··· Data for this exercise

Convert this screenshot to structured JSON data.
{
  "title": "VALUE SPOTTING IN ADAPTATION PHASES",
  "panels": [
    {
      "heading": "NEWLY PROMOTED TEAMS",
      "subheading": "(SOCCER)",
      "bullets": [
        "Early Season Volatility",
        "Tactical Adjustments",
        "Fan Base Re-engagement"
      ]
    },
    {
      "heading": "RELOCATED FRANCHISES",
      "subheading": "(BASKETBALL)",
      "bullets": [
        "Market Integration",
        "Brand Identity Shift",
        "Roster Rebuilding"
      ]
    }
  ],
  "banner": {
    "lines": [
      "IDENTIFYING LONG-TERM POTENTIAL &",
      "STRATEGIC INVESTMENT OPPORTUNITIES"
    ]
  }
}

······
··· Data for this exercise

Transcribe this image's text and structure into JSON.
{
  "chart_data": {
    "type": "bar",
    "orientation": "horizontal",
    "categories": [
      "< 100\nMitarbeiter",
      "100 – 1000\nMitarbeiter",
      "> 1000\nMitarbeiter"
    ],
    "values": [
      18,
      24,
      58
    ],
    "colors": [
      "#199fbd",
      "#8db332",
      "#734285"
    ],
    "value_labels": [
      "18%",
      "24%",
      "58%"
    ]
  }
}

······
··· Data for this exercise

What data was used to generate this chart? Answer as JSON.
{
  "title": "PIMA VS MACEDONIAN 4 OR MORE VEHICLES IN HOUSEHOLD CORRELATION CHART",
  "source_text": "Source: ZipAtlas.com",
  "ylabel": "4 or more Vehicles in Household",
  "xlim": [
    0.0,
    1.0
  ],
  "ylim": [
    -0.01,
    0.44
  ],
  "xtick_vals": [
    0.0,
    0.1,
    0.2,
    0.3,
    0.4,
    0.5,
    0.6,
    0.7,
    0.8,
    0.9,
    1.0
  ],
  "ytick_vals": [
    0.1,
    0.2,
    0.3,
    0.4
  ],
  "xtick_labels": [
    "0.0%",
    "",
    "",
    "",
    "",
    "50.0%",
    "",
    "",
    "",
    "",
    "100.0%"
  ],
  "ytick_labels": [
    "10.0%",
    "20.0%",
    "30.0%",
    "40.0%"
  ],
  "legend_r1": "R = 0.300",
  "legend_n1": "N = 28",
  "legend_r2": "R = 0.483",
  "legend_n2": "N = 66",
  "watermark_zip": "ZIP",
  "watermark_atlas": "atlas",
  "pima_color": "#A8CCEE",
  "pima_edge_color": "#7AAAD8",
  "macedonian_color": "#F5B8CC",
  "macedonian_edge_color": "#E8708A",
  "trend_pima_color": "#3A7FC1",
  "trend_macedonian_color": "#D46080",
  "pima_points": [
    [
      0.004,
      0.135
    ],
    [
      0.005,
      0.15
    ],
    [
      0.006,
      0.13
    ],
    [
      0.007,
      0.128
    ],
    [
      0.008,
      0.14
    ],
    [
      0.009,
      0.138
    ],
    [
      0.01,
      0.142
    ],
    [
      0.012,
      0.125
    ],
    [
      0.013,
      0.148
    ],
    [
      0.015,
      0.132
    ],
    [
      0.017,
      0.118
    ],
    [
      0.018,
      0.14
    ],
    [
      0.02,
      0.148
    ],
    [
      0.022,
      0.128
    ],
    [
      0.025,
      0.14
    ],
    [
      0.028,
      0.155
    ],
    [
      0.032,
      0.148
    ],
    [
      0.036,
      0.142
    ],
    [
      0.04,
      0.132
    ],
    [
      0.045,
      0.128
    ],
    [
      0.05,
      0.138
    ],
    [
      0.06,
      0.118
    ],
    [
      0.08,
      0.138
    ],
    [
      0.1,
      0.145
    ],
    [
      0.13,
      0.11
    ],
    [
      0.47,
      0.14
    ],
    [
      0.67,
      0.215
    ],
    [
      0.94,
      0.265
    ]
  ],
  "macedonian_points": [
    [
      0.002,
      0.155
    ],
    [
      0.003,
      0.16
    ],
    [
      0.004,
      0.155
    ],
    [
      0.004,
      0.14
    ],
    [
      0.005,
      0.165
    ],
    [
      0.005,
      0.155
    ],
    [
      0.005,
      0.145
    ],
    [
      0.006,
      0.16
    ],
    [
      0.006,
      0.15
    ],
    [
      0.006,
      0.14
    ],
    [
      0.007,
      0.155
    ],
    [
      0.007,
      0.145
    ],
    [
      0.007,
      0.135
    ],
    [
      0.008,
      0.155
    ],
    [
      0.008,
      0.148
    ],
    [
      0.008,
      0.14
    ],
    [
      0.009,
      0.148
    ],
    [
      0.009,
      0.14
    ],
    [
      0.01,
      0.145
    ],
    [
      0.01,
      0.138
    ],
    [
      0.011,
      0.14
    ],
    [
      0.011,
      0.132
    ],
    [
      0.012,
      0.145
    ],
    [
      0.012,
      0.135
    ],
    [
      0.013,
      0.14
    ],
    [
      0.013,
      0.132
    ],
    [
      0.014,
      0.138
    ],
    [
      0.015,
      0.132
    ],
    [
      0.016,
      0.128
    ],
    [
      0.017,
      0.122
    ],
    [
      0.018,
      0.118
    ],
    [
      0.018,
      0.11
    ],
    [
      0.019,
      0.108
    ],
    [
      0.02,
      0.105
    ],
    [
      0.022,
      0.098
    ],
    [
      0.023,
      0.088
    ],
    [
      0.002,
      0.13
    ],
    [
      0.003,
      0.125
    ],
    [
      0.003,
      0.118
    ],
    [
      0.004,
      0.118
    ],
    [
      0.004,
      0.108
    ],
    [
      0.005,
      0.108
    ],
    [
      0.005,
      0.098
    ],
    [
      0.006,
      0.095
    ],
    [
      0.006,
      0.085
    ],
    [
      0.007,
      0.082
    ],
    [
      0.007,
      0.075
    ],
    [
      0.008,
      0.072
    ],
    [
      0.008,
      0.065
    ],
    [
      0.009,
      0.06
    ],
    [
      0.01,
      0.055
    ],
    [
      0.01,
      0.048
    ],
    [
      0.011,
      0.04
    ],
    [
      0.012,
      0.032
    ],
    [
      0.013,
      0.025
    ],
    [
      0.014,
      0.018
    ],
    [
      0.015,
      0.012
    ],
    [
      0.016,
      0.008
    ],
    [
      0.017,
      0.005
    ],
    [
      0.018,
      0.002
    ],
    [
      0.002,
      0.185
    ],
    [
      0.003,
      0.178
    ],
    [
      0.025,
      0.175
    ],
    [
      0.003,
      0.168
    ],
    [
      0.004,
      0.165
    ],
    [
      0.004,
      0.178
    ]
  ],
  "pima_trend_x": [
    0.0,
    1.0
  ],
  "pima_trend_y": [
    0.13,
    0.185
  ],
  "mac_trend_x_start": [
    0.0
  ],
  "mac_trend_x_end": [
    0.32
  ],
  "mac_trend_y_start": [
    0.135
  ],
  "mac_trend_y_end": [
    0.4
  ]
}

······

In the listing above, find the lines holding the word "JSON" and copy them.

Convert this screenshot to structured JSON data.
Transcribe this image's text and structure into JSON.
What data was used to generate this chart? Answer as JSON.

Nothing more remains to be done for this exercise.